Collected data:
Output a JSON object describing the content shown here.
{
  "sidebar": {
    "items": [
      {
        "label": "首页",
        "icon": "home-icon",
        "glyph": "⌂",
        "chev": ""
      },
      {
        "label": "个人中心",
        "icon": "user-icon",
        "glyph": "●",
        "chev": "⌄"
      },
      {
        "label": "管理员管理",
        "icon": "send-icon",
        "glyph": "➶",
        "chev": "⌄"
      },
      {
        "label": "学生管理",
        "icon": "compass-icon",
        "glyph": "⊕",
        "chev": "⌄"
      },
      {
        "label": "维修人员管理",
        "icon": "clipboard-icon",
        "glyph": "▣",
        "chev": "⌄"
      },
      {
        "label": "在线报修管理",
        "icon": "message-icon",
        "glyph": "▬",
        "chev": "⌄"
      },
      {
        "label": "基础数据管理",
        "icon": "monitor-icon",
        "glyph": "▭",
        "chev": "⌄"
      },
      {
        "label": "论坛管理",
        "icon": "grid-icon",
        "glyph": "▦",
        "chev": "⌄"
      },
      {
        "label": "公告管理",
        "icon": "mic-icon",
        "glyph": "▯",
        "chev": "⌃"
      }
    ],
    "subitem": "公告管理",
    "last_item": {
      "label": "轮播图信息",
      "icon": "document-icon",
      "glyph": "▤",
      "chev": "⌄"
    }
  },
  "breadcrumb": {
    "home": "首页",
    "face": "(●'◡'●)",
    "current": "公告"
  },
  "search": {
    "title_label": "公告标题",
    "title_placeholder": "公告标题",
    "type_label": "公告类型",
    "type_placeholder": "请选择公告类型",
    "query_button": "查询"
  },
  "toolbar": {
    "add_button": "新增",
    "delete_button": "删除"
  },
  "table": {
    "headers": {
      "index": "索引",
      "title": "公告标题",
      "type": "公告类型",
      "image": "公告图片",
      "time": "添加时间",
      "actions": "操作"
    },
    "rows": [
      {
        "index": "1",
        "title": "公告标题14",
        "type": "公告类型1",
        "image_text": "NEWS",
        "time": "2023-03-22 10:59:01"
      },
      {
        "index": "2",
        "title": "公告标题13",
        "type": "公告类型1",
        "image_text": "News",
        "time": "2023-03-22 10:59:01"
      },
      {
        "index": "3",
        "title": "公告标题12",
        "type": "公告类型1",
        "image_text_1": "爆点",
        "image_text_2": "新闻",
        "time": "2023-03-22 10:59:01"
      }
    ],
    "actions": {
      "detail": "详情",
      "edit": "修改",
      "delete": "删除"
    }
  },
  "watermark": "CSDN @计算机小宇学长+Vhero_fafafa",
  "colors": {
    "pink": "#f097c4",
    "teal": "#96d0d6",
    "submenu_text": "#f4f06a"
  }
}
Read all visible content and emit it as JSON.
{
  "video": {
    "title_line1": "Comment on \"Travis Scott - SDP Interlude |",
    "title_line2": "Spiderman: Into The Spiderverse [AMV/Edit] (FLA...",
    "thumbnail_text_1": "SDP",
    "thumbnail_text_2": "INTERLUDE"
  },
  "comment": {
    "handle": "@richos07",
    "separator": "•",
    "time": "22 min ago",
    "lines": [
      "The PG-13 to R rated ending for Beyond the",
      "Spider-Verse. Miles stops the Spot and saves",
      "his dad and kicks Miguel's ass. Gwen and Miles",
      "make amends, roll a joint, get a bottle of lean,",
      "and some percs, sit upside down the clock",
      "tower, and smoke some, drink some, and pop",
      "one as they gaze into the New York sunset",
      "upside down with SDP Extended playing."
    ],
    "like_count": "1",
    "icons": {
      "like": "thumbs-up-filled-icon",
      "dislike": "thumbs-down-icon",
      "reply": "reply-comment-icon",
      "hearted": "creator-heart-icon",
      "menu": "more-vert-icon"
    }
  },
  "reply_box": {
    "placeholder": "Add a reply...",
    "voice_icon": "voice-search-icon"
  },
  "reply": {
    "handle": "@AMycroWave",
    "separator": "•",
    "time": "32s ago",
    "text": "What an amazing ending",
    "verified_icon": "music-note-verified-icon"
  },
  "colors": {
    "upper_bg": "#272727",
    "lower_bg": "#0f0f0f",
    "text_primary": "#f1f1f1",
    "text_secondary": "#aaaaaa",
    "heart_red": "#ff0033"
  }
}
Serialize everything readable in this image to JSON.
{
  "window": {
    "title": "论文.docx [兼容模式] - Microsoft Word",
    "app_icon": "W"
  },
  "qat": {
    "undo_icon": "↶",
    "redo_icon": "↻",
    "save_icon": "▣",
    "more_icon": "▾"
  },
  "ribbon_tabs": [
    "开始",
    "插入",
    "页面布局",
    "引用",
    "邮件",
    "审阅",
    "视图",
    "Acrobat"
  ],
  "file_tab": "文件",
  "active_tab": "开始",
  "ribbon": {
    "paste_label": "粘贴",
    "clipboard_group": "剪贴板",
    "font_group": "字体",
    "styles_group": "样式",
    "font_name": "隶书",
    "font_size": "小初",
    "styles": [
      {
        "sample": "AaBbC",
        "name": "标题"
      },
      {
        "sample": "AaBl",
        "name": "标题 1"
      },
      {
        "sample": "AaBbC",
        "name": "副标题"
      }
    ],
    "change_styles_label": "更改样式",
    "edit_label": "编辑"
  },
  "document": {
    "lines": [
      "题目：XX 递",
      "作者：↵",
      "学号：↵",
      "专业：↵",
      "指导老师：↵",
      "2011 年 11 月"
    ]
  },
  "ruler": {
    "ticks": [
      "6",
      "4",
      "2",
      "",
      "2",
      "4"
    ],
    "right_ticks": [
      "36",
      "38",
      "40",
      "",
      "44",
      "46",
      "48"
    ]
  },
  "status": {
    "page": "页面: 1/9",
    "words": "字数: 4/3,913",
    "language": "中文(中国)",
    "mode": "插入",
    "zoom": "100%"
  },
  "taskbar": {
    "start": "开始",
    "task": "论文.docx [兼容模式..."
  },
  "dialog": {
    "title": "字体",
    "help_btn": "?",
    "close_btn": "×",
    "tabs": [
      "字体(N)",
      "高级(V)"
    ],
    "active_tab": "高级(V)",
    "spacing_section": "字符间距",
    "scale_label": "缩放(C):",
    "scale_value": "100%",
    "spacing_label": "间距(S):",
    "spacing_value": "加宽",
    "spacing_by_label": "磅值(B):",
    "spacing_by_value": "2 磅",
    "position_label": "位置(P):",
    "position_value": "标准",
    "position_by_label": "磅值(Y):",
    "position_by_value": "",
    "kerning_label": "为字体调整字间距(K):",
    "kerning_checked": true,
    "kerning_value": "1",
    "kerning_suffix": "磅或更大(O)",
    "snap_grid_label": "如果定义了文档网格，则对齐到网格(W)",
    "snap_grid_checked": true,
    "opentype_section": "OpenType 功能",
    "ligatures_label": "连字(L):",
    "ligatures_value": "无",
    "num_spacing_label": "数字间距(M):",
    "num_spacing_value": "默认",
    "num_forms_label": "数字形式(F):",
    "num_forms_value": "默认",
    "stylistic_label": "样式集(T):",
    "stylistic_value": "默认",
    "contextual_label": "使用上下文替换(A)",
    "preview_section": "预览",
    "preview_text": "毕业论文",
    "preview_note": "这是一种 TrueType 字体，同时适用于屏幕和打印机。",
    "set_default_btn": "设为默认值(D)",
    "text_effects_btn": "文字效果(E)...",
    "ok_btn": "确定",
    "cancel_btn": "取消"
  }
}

▶ The problem
Restate the listing in full, word for word.

▶ Solution
Output a JSON object describing the content shown here.
{
  "sidebar": {
    "items": [
      {
        "label": "首页",
        "icon": "home-icon",
        "glyph": "⌂",
        "chev": ""
      },
      {
        "label": "个人中心",
        "icon": "user-icon",
        "glyph": "●",
        "chev": "⌄"
      },
      {
        "label": "管理员管理",
        "icon": "send-icon",
        "glyph": "➶",
        "chev": "⌄"
      },
      {
        "label": "学生管理",
        "icon": "compass-icon",
        "glyph": "⊕",
        "chev": "⌄"
      },
      {
        "label": "维修人员管理",
        "icon": "clipboard-icon",
        "glyph": "▣",
        "chev": "⌄"
      },
      {
        "label": "在线报修管理",
        "icon": "message-icon",
        "glyph": "▬",
        "chev": "⌄"
      },
      {
        "label": "基础数据管理",
        "icon": "monitor-icon",
        "glyph": "▭",
        "chev": "⌄"
      },
      {
        "label": "论坛管理",
        "icon": "grid-icon",
        "glyph": "▦",
        "chev": "⌄"
      },
      {
        "label": "公告管理",
        "icon": "mic-icon",
        "glyph": "▯",
        "chev": "⌃"
      }
    ],
    "subitem": "公告管理",
    "last_item": {
      "label": "轮播图信息",
      "icon": "document-icon",
      "glyph": "▤",
      "chev": "⌄"
    }
  },
  "breadcrumb": {
    "home": "首页",
    "face": "(●'◡'●)",
    "current": "公告"
  },
  "search": {
    "title_label": "公告标题",
    "title_placeholder": "公告标题",
    "type_label": "公告类型",
    "type_placeholder": "请选择公告类型",
    "query_button": "查询"
  },
  "toolbar": {
    "add_button": "新增",
    "delete_button": "删除"
  },
  "table": {
    "headers": {
      "index": "索引",
      "title": "公告标题",
      "type": "公告类型",
      "image": "公告图片",
      "time": "添加时间",
      "actions": "操作"
    },
    "rows": [
      {
        "index": "1",
        "title": "公告标题14",
        "type": "公告类型1",
        "image_text": "NEWS",
        "time": "2023-03-22 10:59:01"
      },
      {
        "index": "2",
        "title": "公告标题13",
        "type": "公告类型1",
        "image_text": "News",
        "time": "2023-03-22 10:59:01"
      },
      {
        "index": "3",
        "title": "公告标题12",
        "type": "公告类型1",
        "image_text_1": "爆点",
        "image_text_2": "新闻",
        "time": "2023-03-22 10:59:01"
      }
    ],
    "actions": {
      "detail": "详情",
      "edit": "修改",
      "delete": "删除"
    }
  },
  "watermark": "CSDN @计算机小宇学长+Vhero_fafafa",
  "colors": {
    "pink": "#f097c4",
    "teal": "#96d0d6",
    "submenu_text": "#f4f06a"
  }
}
Read all visible content and emit it as JSON.
{
  "video": {
    "title_line1": "Comment on \"Travis Scott - SDP Interlude |",
    "title_line2": "Spiderman: Into The Spiderverse [AMV/Edit] (FLA...",
    "thumbnail_text_1": "SDP",
    "thumbnail_text_2": "INTERLUDE"
  },
  "comment": {
    "handle": "@richos07",
    "separator": "•",
    "time": "22 min ago",
    "lines": [
      "The PG-13 to R rated ending for Beyond the",
      "Spider-Verse. Miles stops the Spot and saves",
      "his dad and kicks Miguel's ass. Gwen and Miles",
      "make amends, roll a joint, get a bottle of lean,",
      "and some percs, sit upside down the clock",
      "tower, and smoke some, drink some, and pop",
      "one as they gaze into the New York sunset",
      "upside down with SDP Extended playing."
    ],
    "like_count": "1",
    "icons": {
      "like": "thumbs-up-filled-icon",
      "dislike": "thumbs-down-icon",
      "reply": "reply-comment-icon",
      "hearted": "creator-heart-icon",
      "menu": "more-vert-icon"
    }
  },
  "reply_box": {
    "placeholder": "Add a reply...",
    "voice_icon": "voice-search-icon"
  },
  "reply": {
    "handle": "@AMycroWave",
    "separator": "•",
    "time": "32s ago",
    "text": "What an amazing ending",
    "verified_icon": "music-note-verified-icon"
  },
  "colors": {
    "upper_bg": "#272727",
    "lower_bg": "#0f0f0f",
    "text_primary": "#f1f1f1",
    "text_secondary": "#aaaaaa",
    "heart_red": "#ff0033"
  }
}
Serialize everything readable in this image to JSON.
{
  "window": {
    "title": "论文.docx [兼容模式] - Microsoft Word",
    "app_icon": "W"
  },
  "qat": {
    "undo_icon": "↶",
    "redo_icon": "↻",
    "save_icon": "▣",
    "more_icon": "▾"
  },
  "ribbon_tabs": [
    "开始",
    "插入",
    "页面布局",
    "引用",
    "邮件",
    "审阅",
    "视图",
    "Acrobat"
  ],
  "file_tab": "文件",
  "active_tab": "开始",
  "ribbon": {
    "paste_label": "粘贴",
    "clipboard_group": "剪贴板",
    "font_group": "字体",
    "styles_group": "样式",
    "font_name": "隶书",
    "font_size": "小初",
    "styles": [
      {
        "sample": "AaBbC",
        "name": "标题"
      },
      {
        "sample": "AaBl",
        "name": "标题 1"
      },
      {
        "sample": "AaBbC",
        "name": "副标题"
      }
    ],
    "change_styles_label": "更改样式",
    "edit_label": "编辑"
  },
  "document": {
    "lines": [
      "题目：XX 递",
      "作者：↵",
      "学号：↵",
      "专业：↵",
      "指导老师：↵",
      "2011 年 11 月"
    ]
  },
  "ruler": {
    "ticks": [
      "6",
      "4",
      "2",
      "",
      "2",
      "4"
    ],
    "right_ticks": [
      "36",
      "38",
      "40",
      "",
      "44",
      "46",
      "48"
    ]
  },
  "status": {
    "page": "页面: 1/9",
    "words": "字数: 4/3,913",
    "language": "中文(中国)",
    "mode": "插入",
    "zoom": "100%"
  },
  "taskbar": {
    "start": "开始",
    "task": "论文.docx [兼容模式..."
  },
  "dialog": {
    "title": "字体",
    "help_btn": "?",
    "close_btn": "×",
    "tabs": [
      "字体(N)",
      "高级(V)"
    ],
    "active_tab": "高级(V)",
    "spacing_section": "字符间距",
    "scale_label": "缩放(C):",
    "scale_value": "100%",
    "spacing_label": "间距(S):",
    "spacing_value": "加宽",
    "spacing_by_label": "磅值(B):",
    "spacing_by_value": "2 磅",
    "position_label": "位置(P):",
    "position_value": "标准",
    "position_by_label": "磅值(Y):",
    "position_by_value": "",
    "kerning_label": "为字体调整字间距(K):",
    "kerning_checked": true,
    "kerning_value": "1",
    "kerning_suffix": "磅或更大(O)",
    "snap_grid_label": "如果定义了文档网格，则对齐到网格(W)",
    "snap_grid_checked": true,
    "opentype_section": "OpenType 功能",
    "ligatures_label": "连字(L):",
    "ligatures_value": "无",
    "num_spacing_label": "数字间距(M):",
    "num_spacing_value": "默认",
    "num_forms_label": "数字形式(F):",
    "num_forms_value": "默认",
    "stylistic_label": "样式集(T):",
    "stylistic_value": "默认",
    "contextual_label": "使用上下文替换(A)",
    "preview_section": "预览",
    "preview_text": "毕业论文",
    "preview_note": "这是一种 TrueType 字体，同时适用于屏幕和打印机。",
    "set_default_btn": "设为默认值(D)",
    "text_effects_btn": "文字效果(E)...",
    "ok_btn": "确定",
    "cancel_btn": "取消"
  }
}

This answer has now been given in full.